# Request
Your task is to copy the listing exactly. Drop any pictures from the copy.

Saved entries:
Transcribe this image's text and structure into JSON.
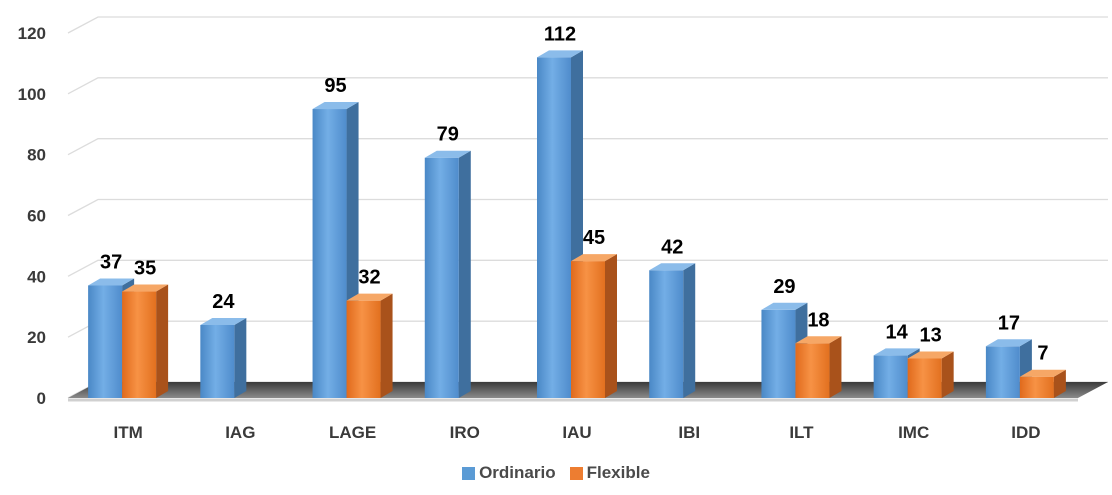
{
  "chart_data": {
    "type": "bar",
    "categories": [
      "ITM",
      "IAG",
      "LAGE",
      "IRO",
      "IAU",
      "IBI",
      "ILT",
      "IMC",
      "IDD"
    ],
    "series": [
      {
        "name": "Ordinario",
        "values": [
          37,
          24,
          95,
          79,
          112,
          42,
          29,
          14,
          17
        ],
        "color": "#5b9bd5"
      },
      {
        "name": "Flexible",
        "values": [
          35,
          null,
          32,
          null,
          45,
          null,
          18,
          13,
          7
        ],
        "color": "#ed7d31"
      }
    ],
    "ylim": [
      0,
      120
    ],
    "yticks": [
      "0",
      "20",
      "40",
      "60",
      "80",
      "100",
      "120"
    ],
    "grid": true,
    "legend_position": "bottom",
    "style": "3d-column"
  }
}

# Response
Transcribe this image's text and structure into JSON.
{
  "chart_data": {
    "type": "bar",
    "categories": [
      "ITM",
      "IAG",
      "LAGE",
      "IRO",
      "IAU",
      "IBI",
      "ILT",
      "IMC",
      "IDD"
    ],
    "series": [
      {
        "name": "Ordinario",
        "values": [
          37,
          24,
          95,
          79,
          112,
          42,
          29,
          14,
          17
        ],
        "color": "#5b9bd5"
      },
      {
        "name": "Flexible",
        "values": [
          35,
          null,
          32,
          null,
          45,
          null,
          18,
          13,
          7
        ],
        "color": "#ed7d31"
      }
    ],
    "ylim": [
      0,
      120
    ],
    "yticks": [
      "0",
      "20",
      "40",
      "60",
      "80",
      "100",
      "120"
    ],
    "grid": true,
    "legend_position": "bottom",
    "style": "3d-column"
  }
}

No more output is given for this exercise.